◆ Given instruction ◆
Copy out each line that includes the word "Close".

(Items from a figure collection)
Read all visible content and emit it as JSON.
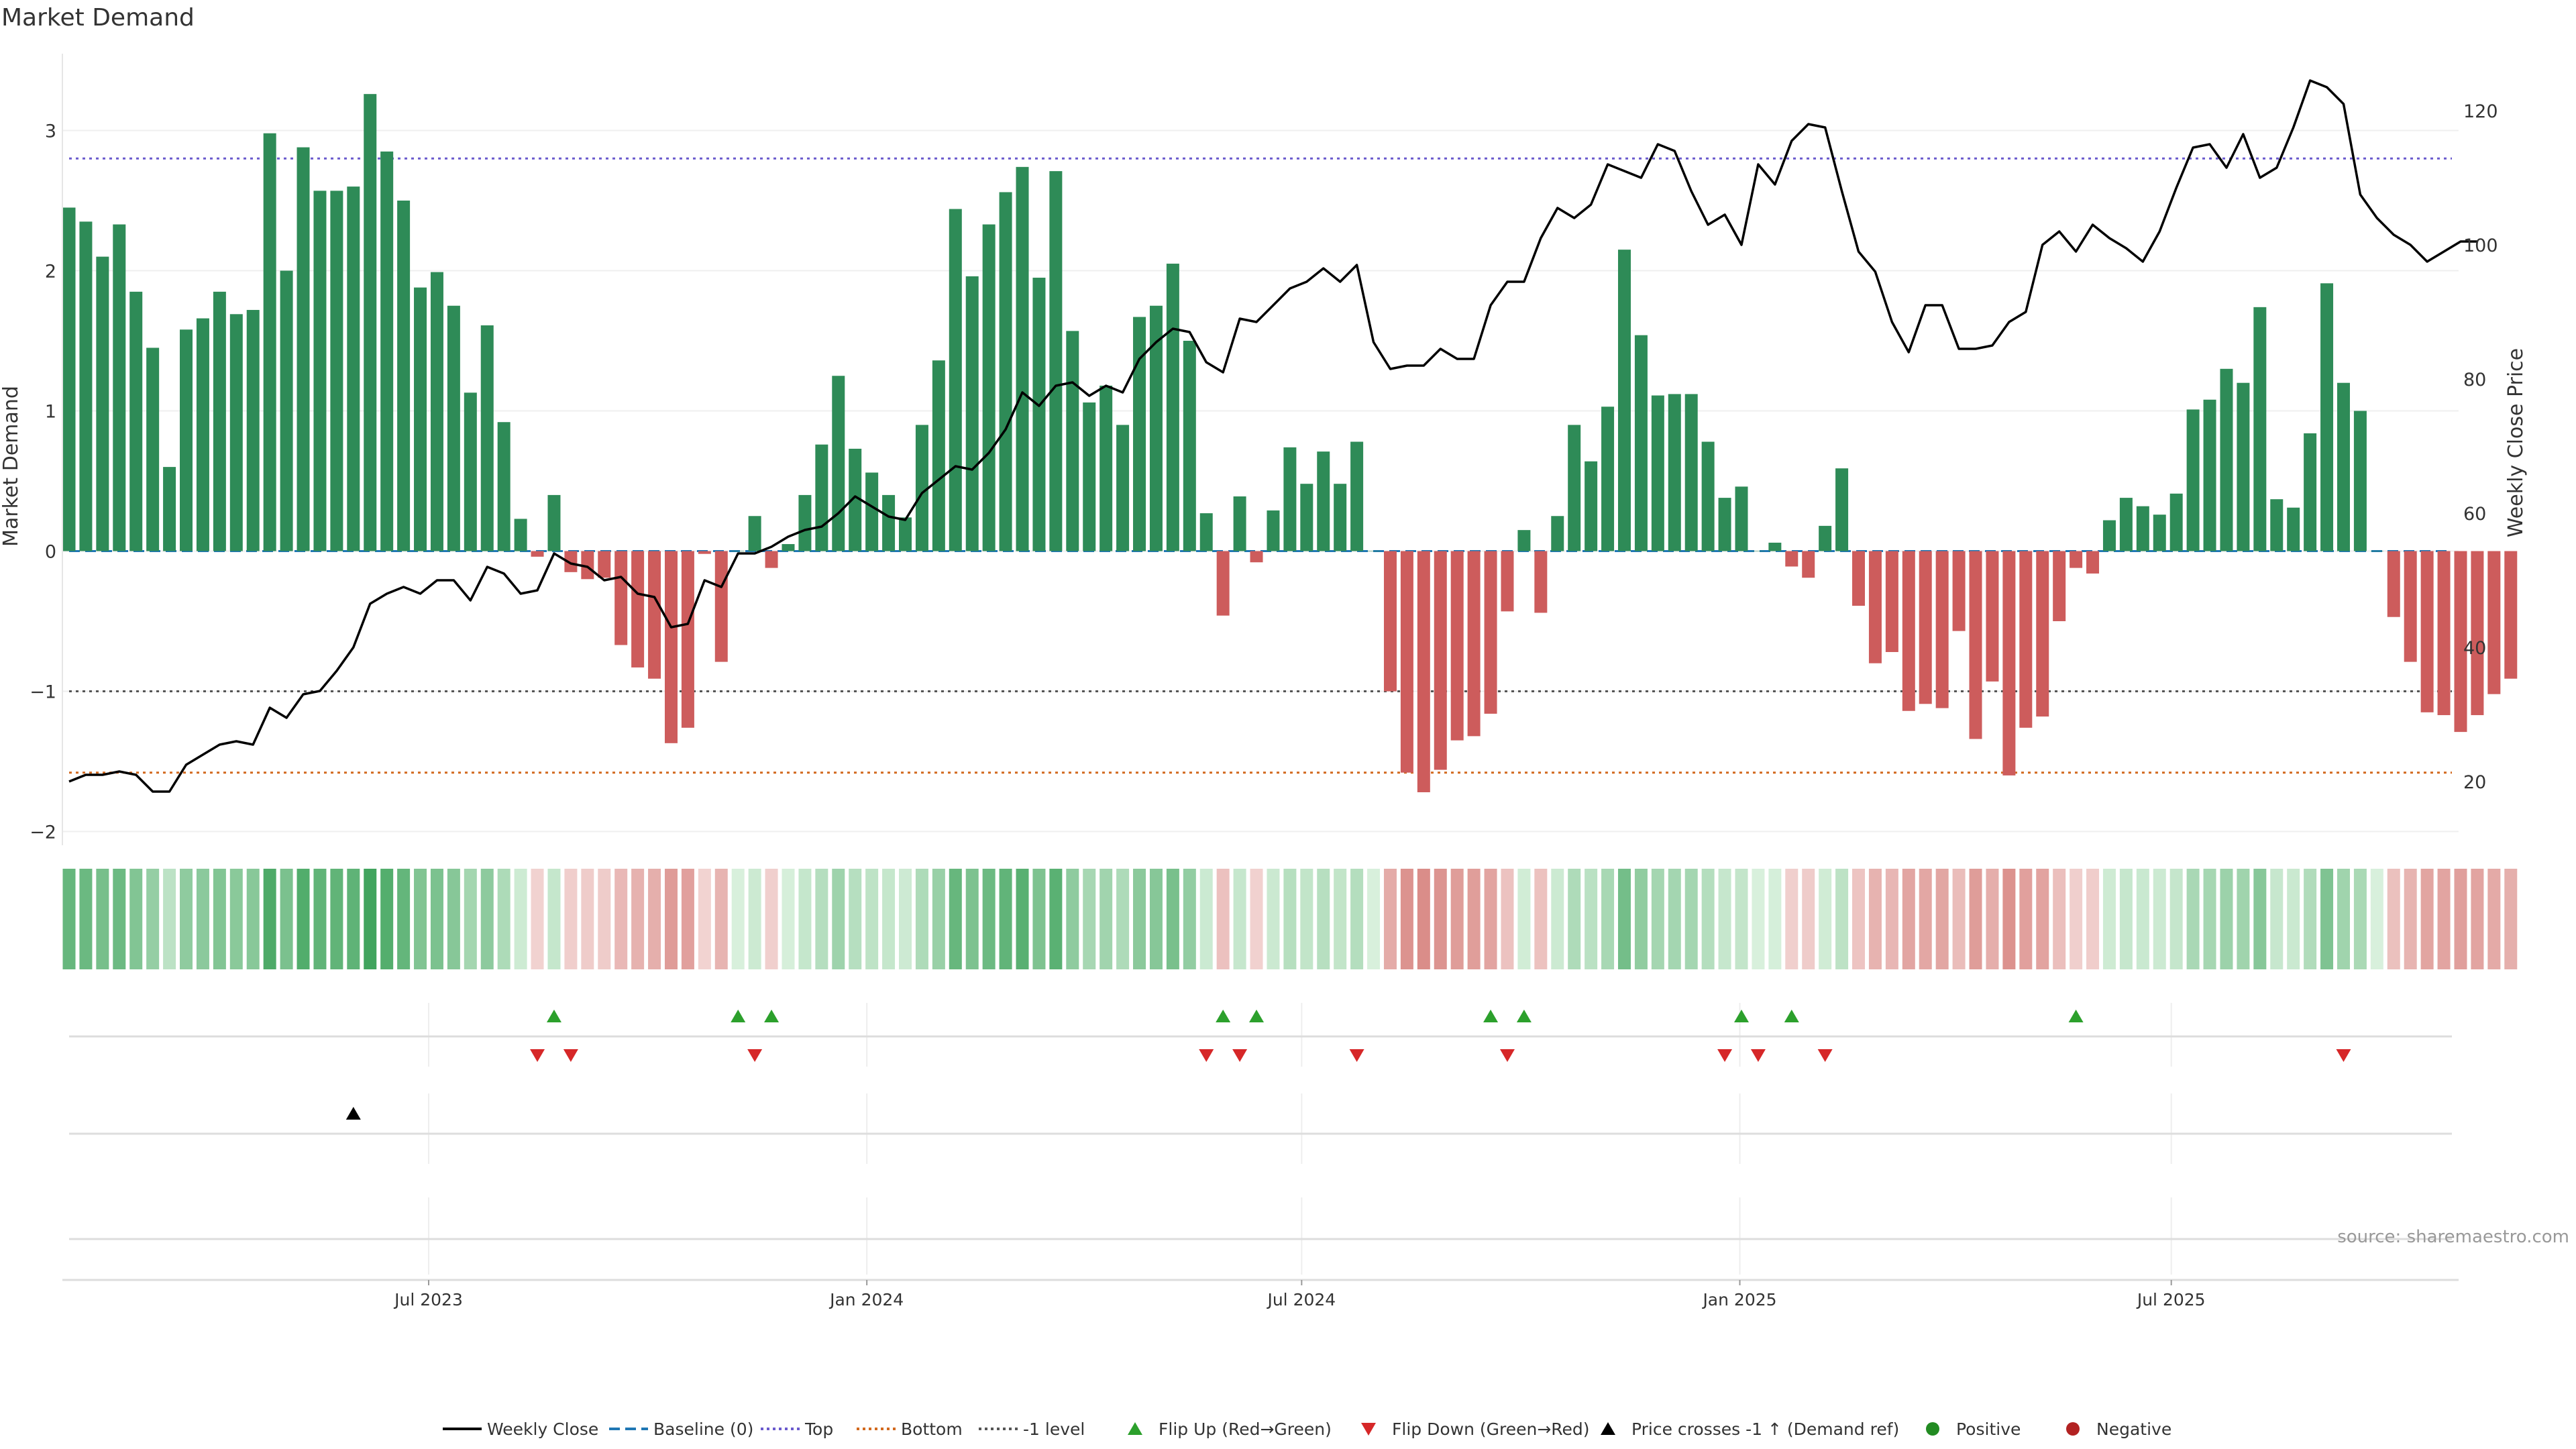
{
  "chart_data": {
    "type": "bar",
    "title": "Market Demand",
    "source": "source: sharemaestro.com",
    "y_left_label": "Market Demand",
    "y_right_label": "Weekly Close Price",
    "y_left_ticks": [
      "−2",
      "−1",
      "0",
      "1",
      "2",
      "3"
    ],
    "y_right_ticks": [
      "20",
      "40",
      "60",
      "80",
      "100",
      "120"
    ],
    "ylim_left": [
      -2,
      3.25
    ],
    "ylim_right": [
      12.5,
      125
    ],
    "x_ticks": [
      {
        "label": "Jul 2023",
        "index": 21.5
      },
      {
        "label": "Jan 2024",
        "index": 47.7
      },
      {
        "label": "Jul 2024",
        "index": 73.7
      },
      {
        "label": "Jan 2025",
        "index": 99.9
      },
      {
        "label": "Jul 2025",
        "index": 125.7
      }
    ],
    "levels": {
      "top": 2.8,
      "bottom": -1.58,
      "minus_one": -1.0,
      "baseline": 0
    },
    "demand": [
      2.45,
      2.35,
      2.1,
      2.33,
      1.85,
      1.45,
      0.6,
      1.58,
      1.66,
      1.85,
      1.69,
      1.72,
      2.98,
      2.0,
      2.88,
      2.57,
      2.57,
      2.6,
      3.26,
      2.85,
      2.5,
      1.88,
      1.99,
      1.75,
      1.13,
      1.61,
      0.92,
      0.23,
      -0.04,
      0.4,
      -0.15,
      -0.2,
      -0.19,
      -0.67,
      -0.83,
      -0.91,
      -1.37,
      -1.26,
      -0.02,
      -0.79,
      0.0,
      0.25,
      -0.12,
      0.05,
      0.4,
      0.76,
      1.25,
      0.73,
      0.56,
      0.4,
      0.24,
      0.9,
      1.36,
      2.44,
      1.96,
      2.33,
      2.56,
      2.74,
      1.95,
      2.71,
      1.57,
      1.06,
      1.18,
      0.9,
      1.67,
      1.75,
      2.05,
      1.5,
      0.27,
      -0.46,
      0.39,
      -0.08,
      0.29,
      0.74,
      0.48,
      0.71,
      0.48,
      0.78,
      0.0,
      -1.0,
      -1.58,
      -1.72,
      -1.56,
      -1.35,
      -1.32,
      -1.16,
      -0.43,
      0.15,
      -0.44,
      0.25,
      0.9,
      0.64,
      1.03,
      2.15,
      1.54,
      1.11,
      1.12,
      1.12,
      0.78,
      0.38,
      0.46,
      0.0,
      0.06,
      -0.11,
      -0.19,
      0.18,
      0.59,
      -0.39,
      -0.8,
      -0.72,
      -1.14,
      -1.09,
      -1.12,
      -0.57,
      -1.34,
      -0.93,
      -1.6,
      -1.26,
      -1.18,
      -0.5,
      -0.12,
      -0.16,
      0.22,
      0.38,
      0.32,
      0.26,
      0.41,
      1.01,
      1.08,
      1.3,
      1.2,
      1.74,
      0.37,
      0.31,
      0.84,
      1.91,
      1.2,
      1.0,
      0.0,
      -0.47,
      -0.79,
      -1.15,
      -1.17,
      -1.29,
      -1.17,
      -1.02,
      -0.91
    ],
    "price": [
      20.0,
      21.0,
      21.0,
      21.5,
      21.0,
      18.5,
      18.5,
      22.5,
      24.0,
      25.5,
      26.0,
      25.5,
      31.0,
      29.5,
      33.0,
      33.5,
      36.5,
      40.0,
      46.5,
      48.0,
      49.0,
      48.0,
      50.0,
      50.0,
      47.0,
      52.0,
      51.0,
      48.0,
      48.5,
      54.0,
      52.5,
      52.0,
      50.0,
      50.5,
      48.0,
      47.5,
      43.0,
      43.5,
      50.0,
      49.0,
      54.0,
      54.0,
      55.0,
      56.5,
      57.5,
      58.0,
      60.0,
      62.5,
      61.0,
      59.5,
      59.0,
      63.0,
      65.0,
      67.0,
      66.5,
      69.0,
      72.5,
      78.0,
      76.0,
      79.0,
      79.5,
      77.5,
      79.0,
      78.0,
      83.0,
      85.5,
      87.5,
      87.0,
      82.5,
      81.0,
      89.0,
      88.5,
      91.0,
      93.5,
      94.5,
      96.5,
      94.5,
      97.0,
      85.5,
      81.5,
      82.0,
      82.0,
      84.5,
      83.0,
      83.0,
      91.0,
      94.5,
      94.5,
      101.0,
      105.5,
      104.0,
      106.0,
      112.0,
      111.0,
      110.0,
      115.0,
      114.0,
      108.0,
      103.0,
      104.5,
      100.0,
      112.0,
      109.0,
      115.5,
      118.0,
      117.5,
      108.0,
      99.0,
      96.0,
      88.5,
      84.0,
      91.0,
      91.0,
      84.5,
      84.5,
      85.0,
      88.5,
      90.0,
      100.0,
      102.0,
      99.0,
      103.0,
      101.0,
      99.5,
      97.5,
      102.0,
      108.5,
      114.5,
      115.0,
      111.5,
      116.5,
      110.0,
      111.5,
      117.5,
      124.5,
      123.5,
      121.0,
      107.5,
      104.0,
      101.5,
      100.0,
      97.5,
      99.0,
      100.5,
      100.5
    ],
    "flip_up_indices": [
      29,
      40,
      42,
      69,
      71,
      85,
      87,
      100,
      103,
      120
    ],
    "flip_down_indices": [
      28,
      30,
      41,
      68,
      70,
      77,
      86,
      99,
      101,
      105,
      136
    ],
    "price_cross_indices": [
      17
    ],
    "legend": [
      {
        "label": "Weekly Close",
        "type": "line"
      },
      {
        "label": "Baseline (0)",
        "type": "dash"
      },
      {
        "label": "Top",
        "type": "dot"
      },
      {
        "label": "Bottom",
        "type": "dot"
      },
      {
        "label": "-1 level",
        "type": "dot"
      },
      {
        "label": "Flip Up (Red→Green)",
        "type": "up"
      },
      {
        "label": "Flip Down (Green→Red)",
        "type": "down"
      },
      {
        "label": "Price crosses -1 ↑ (Demand ref)",
        "type": "cross"
      },
      {
        "label": "Positive",
        "type": "pos"
      },
      {
        "label": "Negative",
        "type": "neg"
      }
    ],
    "colors": {
      "positive": "#2e8b57",
      "negative": "#cd5c5c",
      "price": "#000000",
      "top": "#6a5acd",
      "bottom": "#d2691e",
      "minus_one": "#555555",
      "baseline": "#1f77b4",
      "flip_up": "#2ca02c",
      "flip_down": "#d62728",
      "cross": "#000000",
      "legend_pos": "#228b22",
      "legend_neg": "#b22222"
    }
  }
}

◆ Completed exercise ◆
    "y_right_label": "Weekly Close Price",
        "label": "Weekly Close",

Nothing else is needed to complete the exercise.